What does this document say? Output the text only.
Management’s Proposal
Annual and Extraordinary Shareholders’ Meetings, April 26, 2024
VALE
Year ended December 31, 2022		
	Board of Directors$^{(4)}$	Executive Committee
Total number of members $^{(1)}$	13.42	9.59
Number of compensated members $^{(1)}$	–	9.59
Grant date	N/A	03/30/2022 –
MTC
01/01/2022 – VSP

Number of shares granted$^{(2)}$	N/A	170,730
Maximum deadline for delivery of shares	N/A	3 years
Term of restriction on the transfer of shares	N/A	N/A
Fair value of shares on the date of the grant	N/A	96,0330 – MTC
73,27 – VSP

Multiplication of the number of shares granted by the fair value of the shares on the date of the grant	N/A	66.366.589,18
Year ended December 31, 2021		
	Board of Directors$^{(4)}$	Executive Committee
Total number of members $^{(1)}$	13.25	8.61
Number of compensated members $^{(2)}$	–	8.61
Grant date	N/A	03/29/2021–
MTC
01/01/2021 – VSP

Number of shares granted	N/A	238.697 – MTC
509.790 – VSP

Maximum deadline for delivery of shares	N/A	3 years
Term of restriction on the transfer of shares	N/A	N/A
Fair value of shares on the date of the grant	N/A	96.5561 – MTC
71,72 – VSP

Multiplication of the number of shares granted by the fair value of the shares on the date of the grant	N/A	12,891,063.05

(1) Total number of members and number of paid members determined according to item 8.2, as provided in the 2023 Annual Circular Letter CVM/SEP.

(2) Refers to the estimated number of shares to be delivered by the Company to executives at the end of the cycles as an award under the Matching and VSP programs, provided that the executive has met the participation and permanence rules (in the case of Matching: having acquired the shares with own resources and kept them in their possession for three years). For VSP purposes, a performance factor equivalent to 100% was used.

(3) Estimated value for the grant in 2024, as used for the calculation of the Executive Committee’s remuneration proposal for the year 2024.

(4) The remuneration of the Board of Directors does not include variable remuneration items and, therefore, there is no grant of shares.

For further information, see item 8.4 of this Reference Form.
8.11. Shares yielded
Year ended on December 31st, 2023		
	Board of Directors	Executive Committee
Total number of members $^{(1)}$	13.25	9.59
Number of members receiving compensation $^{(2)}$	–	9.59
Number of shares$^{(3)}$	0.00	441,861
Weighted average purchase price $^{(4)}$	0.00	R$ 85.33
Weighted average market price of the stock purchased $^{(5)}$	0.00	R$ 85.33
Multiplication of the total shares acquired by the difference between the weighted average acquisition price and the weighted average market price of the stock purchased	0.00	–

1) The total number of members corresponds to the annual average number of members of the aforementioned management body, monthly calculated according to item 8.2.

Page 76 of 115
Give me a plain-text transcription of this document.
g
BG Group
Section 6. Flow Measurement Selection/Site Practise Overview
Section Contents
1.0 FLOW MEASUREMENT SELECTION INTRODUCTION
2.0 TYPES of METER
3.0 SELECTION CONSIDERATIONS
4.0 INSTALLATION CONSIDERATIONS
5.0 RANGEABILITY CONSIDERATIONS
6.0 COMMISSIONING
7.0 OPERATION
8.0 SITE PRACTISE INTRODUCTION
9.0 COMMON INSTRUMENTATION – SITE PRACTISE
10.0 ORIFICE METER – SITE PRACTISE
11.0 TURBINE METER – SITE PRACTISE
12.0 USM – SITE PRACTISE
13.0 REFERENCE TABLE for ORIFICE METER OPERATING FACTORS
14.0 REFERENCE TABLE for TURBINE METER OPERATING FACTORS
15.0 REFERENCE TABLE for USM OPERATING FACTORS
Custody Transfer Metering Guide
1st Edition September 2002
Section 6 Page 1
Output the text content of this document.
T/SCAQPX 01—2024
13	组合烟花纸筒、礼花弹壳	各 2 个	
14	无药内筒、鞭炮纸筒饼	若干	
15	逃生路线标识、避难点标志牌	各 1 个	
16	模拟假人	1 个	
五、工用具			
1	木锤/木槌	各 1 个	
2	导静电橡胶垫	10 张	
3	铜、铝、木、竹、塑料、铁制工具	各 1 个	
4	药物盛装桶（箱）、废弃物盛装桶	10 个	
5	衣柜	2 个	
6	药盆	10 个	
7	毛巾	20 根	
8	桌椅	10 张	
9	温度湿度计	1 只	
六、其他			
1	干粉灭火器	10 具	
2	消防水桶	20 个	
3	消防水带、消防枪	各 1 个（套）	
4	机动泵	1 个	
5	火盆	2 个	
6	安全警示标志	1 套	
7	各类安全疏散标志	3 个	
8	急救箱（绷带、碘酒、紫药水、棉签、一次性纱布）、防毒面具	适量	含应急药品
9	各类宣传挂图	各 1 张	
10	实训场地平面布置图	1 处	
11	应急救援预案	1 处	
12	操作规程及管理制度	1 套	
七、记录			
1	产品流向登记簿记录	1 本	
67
┄┄┄┄┄┄
WHAT TO DO> Every entry must be output again, exactly as written above.

EXERCISE SOLUTION>
What does this document say? Output the text only.
Management’s Proposal
Annual and Extraordinary Shareholders’ Meetings, April 26, 2024
VALE
Year ended December 31, 2022		
	Board of Directors$^{(4)}$	Executive Committee
Total number of members $^{(1)}$	13.42	9.59
Number of compensated members $^{(1)}$	–	9.59
Grant date	N/A	03/30/2022 –
MTC
01/01/2022 – VSP

Number of shares granted$^{(2)}$	N/A	170,730
Maximum deadline for delivery of shares	N/A	3 years
Term of restriction on the transfer of shares	N/A	N/A
Fair value of shares on the date of the grant	N/A	96,0330 – MTC
73,27 – VSP

Multiplication of the number of shares granted by the fair value of the shares on the date of the grant	N/A	66.366.589,18
Year ended December 31, 2021		
	Board of Directors$^{(4)}$	Executive Committee
Total number of members $^{(1)}$	13.25	8.61
Number of compensated members $^{(2)}$	–	8.61
Grant date	N/A	03/29/2021–
MTC
01/01/2021 – VSP

Number of shares granted	N/A	238.697 – MTC
509.790 – VSP

Maximum deadline for delivery of shares	N/A	3 years
Term of restriction on the transfer of shares	N/A	N/A
Fair value of shares on the date of the grant	N/A	96.5561 – MTC
71,72 – VSP

Multiplication of the number of shares granted by the fair value of the shares on the date of the grant	N/A	12,891,063.05

(1) Total number of members and number of paid members determined according to item 8.2, as provided in the 2023 Annual Circular Letter CVM/SEP.

(2) Refers to the estimated number of shares to be delivered by the Company to executives at the end of the cycles as an award under the Matching and VSP programs, provided that the executive has met the participation and permanence rules (in the case of Matching: having acquired the shares with own resources and kept them in their possession for three years). For VSP purposes, a performance factor equivalent to 100% was used.

(3) Estimated value for the grant in 2024, as used for the calculation of the Executive Committee’s remuneration proposal for the year 2024.

(4) The remuneration of the Board of Directors does not include variable remuneration items and, therefore, there is no grant of shares.

For further information, see item 8.4 of this Reference Form.
8.11. Shares yielded
Year ended on December 31st, 2023		
	Board of Directors	Executive Committee
Total number of members $^{(1)}$	13.25	9.59
Number of members receiving compensation $^{(2)}$	–	9.59
Number of shares$^{(3)}$	0.00	441,861
Weighted average purchase price $^{(4)}$	0.00	R$ 85.33
Weighted average market price of the stock purchased $^{(5)}$	0.00	R$ 85.33
Multiplication of the total shares acquired by the difference between the weighted average acquisition price and the weighted average market price of the stock purchased	0.00	–

1) The total number of members corresponds to the annual average number of members of the aforementioned management body, monthly calculated according to item 8.2.

Page 76 of 115
Give me a plain-text transcription of this document.
g
BG Group
Section 6. Flow Measurement Selection/Site Practise Overview
Section Contents
1.0 FLOW MEASUREMENT SELECTION INTRODUCTION
2.0 TYPES of METER
3.0 SELECTION CONSIDERATIONS
4.0 INSTALLATION CONSIDERATIONS
5.0 RANGEABILITY CONSIDERATIONS
6.0 COMMISSIONING
7.0 OPERATION
8.0 SITE PRACTISE INTRODUCTION
9.0 COMMON INSTRUMENTATION – SITE PRACTISE
10.0 ORIFICE METER – SITE PRACTISE
11.0 TURBINE METER – SITE PRACTISE
12.0 USM – SITE PRACTISE
13.0 REFERENCE TABLE for ORIFICE METER OPERATING FACTORS
14.0 REFERENCE TABLE for TURBINE METER OPERATING FACTORS
15.0 REFERENCE TABLE for USM OPERATING FACTORS
Custody Transfer Metering Guide
1st Edition September 2002
Section 6 Page 1
Output the text content of this document.
T/SCAQPX 01—2024
13	组合烟花纸筒、礼花弹壳	各 2 个	
14	无药内筒、鞭炮纸筒饼	若干	
15	逃生路线标识、避难点标志牌	各 1 个	
16	模拟假人	1 个	
五、工用具			
1	木锤/木槌	各 1 个	
2	导静电橡胶垫	10 张	
3	铜、铝、木、竹、塑料、铁制工具	各 1 个	
4	药物盛装桶（箱）、废弃物盛装桶	10 个	
5	衣柜	2 个	
6	药盆	10 个	
7	毛巾	20 根	
8	桌椅	10 张	
9	温度湿度计	1 只	
六、其他			
1	干粉灭火器	10 具	
2	消防水桶	20 个	
3	消防水带、消防枪	各 1 个（套）	
4	机动泵	1 个	
5	火盆	2 个	
6	安全警示标志	1 套	
7	各类安全疏散标志	3 个	
8	急救箱（绷带、碘酒、紫药水、棉签、一次性纱布）、防毒面具	适量	含应急药品
9	各类宣传挂图	各 1 张	
10	实训场地平面布置图	1 处	
11	应急救援预案	1 处	
12	操作规程及管理制度	1 套	
七、记录			
1	产品流向登记簿记录	1 本	
67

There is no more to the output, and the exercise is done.